**Given task**
Images should be left out, and everything else in the listing reproduced exactly.

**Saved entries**
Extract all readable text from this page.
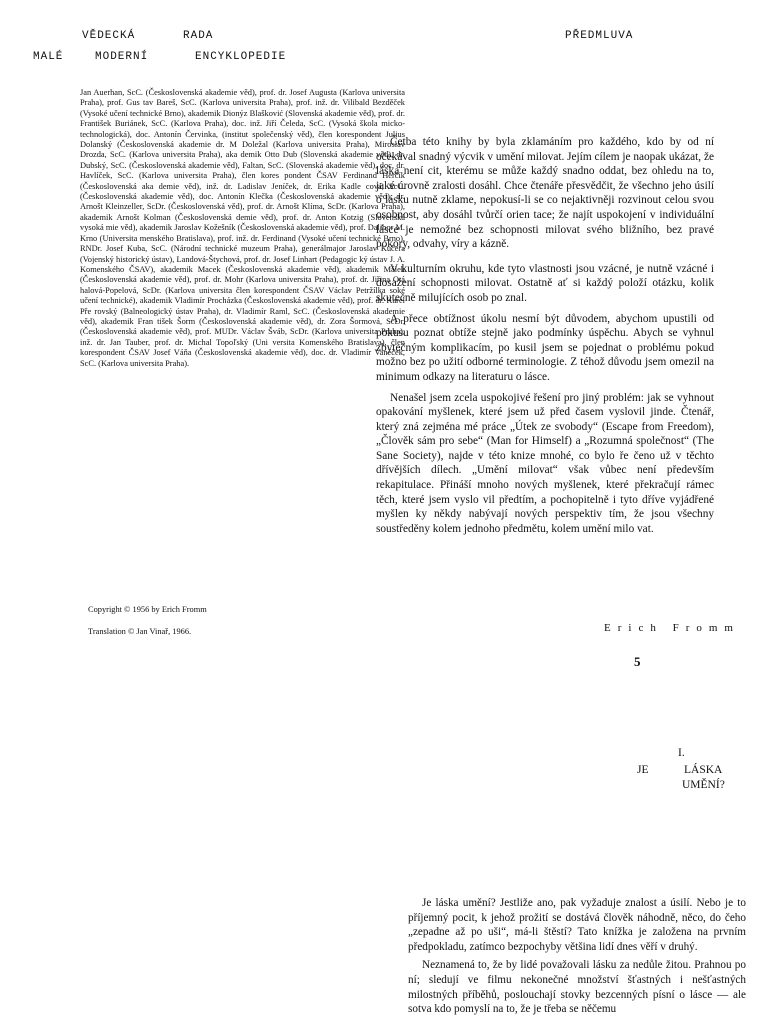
VĚDECKÁ	RADA	PŘEDMLUVA
MALÉ	MODERNÍ	ENCYKLOPEDIE

Jan Auerhan, ScC. (Československá akademie věd), prof. dr. Josef Augusta (Karlova universita Praha), prof. Gus tav Bareš, ScC. (Karlova universita Praha), prof. inž. dr. Vilibald Bezděček (Vysoké učení technické Brno), akademik Dionýz Blašković (Slovenská akademie věd), prof. dr. František Buriánek, ScC. (Karlova Praha), doc. inž. Jiří Čeleda, ScC. (Vysoká škola micko-technologická), doc. Antonín Červinka, (institut společenský věd), člen korespondent Julius Dolanský (Československá akademie dr. M Doležal (Karlova universita Praha), Miroslav Drozda, ScC. (Karlova universita Praha), aka demik Otto Dub (Slovenská akademie věd), dr. Dubský, ScC. (Československá akademie věd), Faltan, ScC. (Slovenská akademie věd), doc. dr. Havlíček, ScC. (Karlova universita Praha), člen kores pondent ČSAV Ferdinand Herčík (Československá aka demie věd), inž. dr. Ladislav Jeníček, dr. Erika Kadle cová, ScC. (Československá akademie věd), doc. Antonín Klečka (Československá akademie věd), dr. Arnošt Kleinzeller, ScDr. (Československá věd), prof. dr. Arnošt Klíma, ScDr. (Karlova Praha), akademik Arnošt Kolman (Československá demie věd), prof. dr. Anton Kotzig (Slovenská vysoká mie věd), akademik Jaroslav Kožešník (Československá akademie věd), prof. Dalibor M. Krno (Universita menského Bratislava), prof. inž. dr. Ferdinand (Vysoké učení technické Brno), RNDr. Josef Kuba, ScC. (Národní technické muzeum Praha), generálmajor Jaroslav Kučera (Vojenský historický ústav), Landová-Štychová, prof. dr. Josef Linhart (Pedagogic ký ústav J. A. Komenského ČSAV), akademik Macek (Československá akademie věd), akademik Málek (Československá akademie věd), prof. dr. Mohr (Karlova universita Praha), prof. dr. Jiřina Otá halová-Popelová, ScDr. (Karlova universita člen korespondent ČSAV Václav Petržílka soké učení technické), akademik Vladimír Procházka (Československá akademie věd), prof. dr. Karel Pře rovský (Balneologický ústav Praha), dr. Vladimír Raml, ScC. (Československá akademie věd), akademik Fran tišek Šorm (Československá akademie věd), dr. Zora Šormová, ScDr. (Československá akademie věd), prof. MUDr. Václav Šváb, ScDr. (Karlova universita Praha), inž. dr. Jan Tauber, prof. dr. Michal Topoľský (Uni versita Komenského Bratislava), člen korespondent ČSAV Josef Váňa (Československá akademie věd), doc. dr. Vladimír Vaněček, ScC. (Karlova universita Praha).

Copyright © 1956 by Erich Fromm
Translation © Jan Vinař, 1966.

Četba této knihy by byla zklamáním pro každého, kdo by od ní očekával snadný výcvik v umění milovat. Jejím cílem je naopak ukázat, že láska není cit, kterému se může každý snadno oddat, bez ohledu na to, jaké úrovně zralosti dosáhl. Chce čtenáře přesvědčit, že všechno jeho úsilí o lásku nutně zklame, nepokusí-li se co nejaktivněji rozvinout celou svou osobnost, aby dosáhl tvůrčí orien tace; že najít uspokojení v individuální lásce je nemožné bez schopnosti milovat svého bližního, bez pravé pokory, odvahy, víry a kázně.

V kulturním okruhu, kde tyto vlastnosti jsou vzácné, je nutně vzácné i dosažení schopnosti milovat. Ostatně ať si každý položí otázku, kolik skutečně milujících osob po znal.

A přece obtížnost úkolu nesmí být důvodem, abychom upustili od pokusu poznat obtíže stejně jako podmínky úspěchu. Abych se vyhnul zbytečným komplikacím, po kusil jsem se pojednat o problému pokud možno bez po užití odborné terminologie. Z téhož důvodu jsem omezil na minimum odkazy na literaturu o lásce.

Nenašel jsem zcela uspokojivé řešení pro jiný problém: jak se vyhnout opakování myšlenek, které jsem už před časem vyslovil jinde. Čtenář, který zná zejména mé práce „Útek ze svobody“ (Escape from Freedom), „Člověk sám pro sebe“ (Man for Himself) a „Rozumná společnost“ (The Sane Society), najde v této knize mnohé, co bylo ře čeno už v těchto dřívějších dílech. „Umění milovat“ však vůbec není především rekapitulace. Přináší mnoho nových myšlenek, které překračují rámec těch, které jsem vyslo vil předtím, a pochopitelně i tyto dříve vyjádřené myšlen ky někdy nabývají nových perspektiv tím, že jsou všechny soustředěny kolem jednoho předmětu, kolem umění milo vat.

Erich Fromm
5
I.
JE	LÁSKA
UMĚNÍ?

Je láska umění? Jestliže ano, pak vyžaduje znalost a úsilí. Nebo je to příjemný pocit, k jehož prožití se dostává člověk náhodně, něco, do čeho „zepadne až po uši“, má-li štěstí? Tato knížka je založena na prvním předpokladu, zatímco bezpochyby většina lidí dnes věří v druhý.

Neznamená to, že by lidé považovali lásku za nedůle žitou. Prahnou po ní; sledují ve filmu nekonečné množství šťastných i nešťastných milostných příběhů, poslouchají stovky bezcenných písní o lásce — ale sotva kdo pomyslí na to, že je třeba se něčemu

**Answer to this problem**
Extract all readable text from this page.
VĚDECKÁ	RADA	PŘEDMLUVA
MALÉ	MODERNÍ	ENCYKLOPEDIE

Jan Auerhan, ScC. (Československá akademie věd), prof. dr. Josef Augusta (Karlova universita Praha), prof. Gus tav Bareš, ScC. (Karlova universita Praha), prof. inž. dr. Vilibald Bezděček (Vysoké učení technické Brno), akademik Dionýz Blašković (Slovenská akademie věd), prof. dr. František Buriánek, ScC. (Karlova Praha), doc. inž. Jiří Čeleda, ScC. (Vysoká škola micko-technologická), doc. Antonín Červinka, (institut společenský věd), člen korespondent Julius Dolanský (Československá akademie dr. M Doležal (Karlova universita Praha), Miroslav Drozda, ScC. (Karlova universita Praha), aka demik Otto Dub (Slovenská akademie věd), dr. Dubský, ScC. (Československá akademie věd), Faltan, ScC. (Slovenská akademie věd), doc. dr. Havlíček, ScC. (Karlova universita Praha), člen kores pondent ČSAV Ferdinand Herčík (Československá aka demie věd), inž. dr. Ladislav Jeníček, dr. Erika Kadle cová, ScC. (Československá akademie věd), doc. Antonín Klečka (Československá akademie věd), dr. Arnošt Kleinzeller, ScDr. (Československá věd), prof. dr. Arnošt Klíma, ScDr. (Karlova Praha), akademik Arnošt Kolman (Československá demie věd), prof. dr. Anton Kotzig (Slovenská vysoká mie věd), akademik Jaroslav Kožešník (Československá akademie věd), prof. Dalibor M. Krno (Universita menského Bratislava), prof. inž. dr. Ferdinand (Vysoké učení technické Brno), RNDr. Josef Kuba, ScC. (Národní technické muzeum Praha), generálmajor Jaroslav Kučera (Vojenský historický ústav), Landová-Štychová, prof. dr. Josef Linhart (Pedagogic ký ústav J. A. Komenského ČSAV), akademik Macek (Československá akademie věd), akademik Málek (Československá akademie věd), prof. dr. Mohr (Karlova universita Praha), prof. dr. Jiřina Otá halová-Popelová, ScDr. (Karlova universita člen korespondent ČSAV Václav Petržílka soké učení technické), akademik Vladimír Procházka (Československá akademie věd), prof. dr. Karel Pře rovský (Balneologický ústav Praha), dr. Vladimír Raml, ScC. (Československá akademie věd), akademik Fran tišek Šorm (Československá akademie věd), dr. Zora Šormová, ScDr. (Československá akademie věd), prof. MUDr. Václav Šváb, ScDr. (Karlova universita Praha), inž. dr. Jan Tauber, prof. dr. Michal Topoľský (Uni versita Komenského Bratislava), člen korespondent ČSAV Josef Váňa (Československá akademie věd), doc. dr. Vladimír Vaněček, ScC. (Karlova universita Praha).

Copyright © 1956 by Erich Fromm
Translation © Jan Vinař, 1966.

Četba této knihy by byla zklamáním pro každého, kdo by od ní očekával snadný výcvik v umění milovat. Jejím cílem je naopak ukázat, že láska není cit, kterému se může každý snadno oddat, bez ohledu na to, jaké úrovně zralosti dosáhl. Chce čtenáře přesvědčit, že všechno jeho úsilí o lásku nutně zklame, nepokusí-li se co nejaktivněji rozvinout celou svou osobnost, aby dosáhl tvůrčí orien tace; že najít uspokojení v individuální lásce je nemožné bez schopnosti milovat svého bližního, bez pravé pokory, odvahy, víry a kázně.

V kulturním okruhu, kde tyto vlastnosti jsou vzácné, je nutně vzácné i dosažení schopnosti milovat. Ostatně ať si každý položí otázku, kolik skutečně milujících osob po znal.

A přece obtížnost úkolu nesmí být důvodem, abychom upustili od pokusu poznat obtíže stejně jako podmínky úspěchu. Abych se vyhnul zbytečným komplikacím, po kusil jsem se pojednat o problému pokud možno bez po užití odborné terminologie. Z téhož důvodu jsem omezil na minimum odkazy na literaturu o lásce.

Nenašel jsem zcela uspokojivé řešení pro jiný problém: jak se vyhnout opakování myšlenek, které jsem už před časem vyslovil jinde. Čtenář, který zná zejména mé práce „Útek ze svobody“ (Escape from Freedom), „Člověk sám pro sebe“ (Man for Himself) a „Rozumná společnost“ (The Sane Society), najde v této knize mnohé, co bylo ře čeno už v těchto dřívějších dílech. „Umění milovat“ však vůbec není především rekapitulace. Přináší mnoho nových myšlenek, které překračují rámec těch, které jsem vyslo vil předtím, a pochopitelně i tyto dříve vyjádřené myšlen ky někdy nabývají nových perspektiv tím, že jsou všechny soustředěny kolem jednoho předmětu, kolem umění milo vat.

Erich Fromm
5
I.
JE	LÁSKA
UMĚNÍ?

Je láska umění? Jestliže ano, pak vyžaduje znalost a úsilí. Nebo je to příjemný pocit, k jehož prožití se dostává člověk náhodně, něco, do čeho „zepadne až po uši“, má-li štěstí? Tato knížka je založena na prvním předpokladu, zatímco bezpochyby většina lidí dnes věří v druhý.

Neznamená to, že by lidé považovali lásku za nedůle žitou. Prahnou po ní; sledují ve filmu nekonečné množství šťastných i nešťastných milostných příběhů, poslouchají stovky bezcenných písní o lásce — ale sotva kdo pomyslí na to, že je třeba se něčemu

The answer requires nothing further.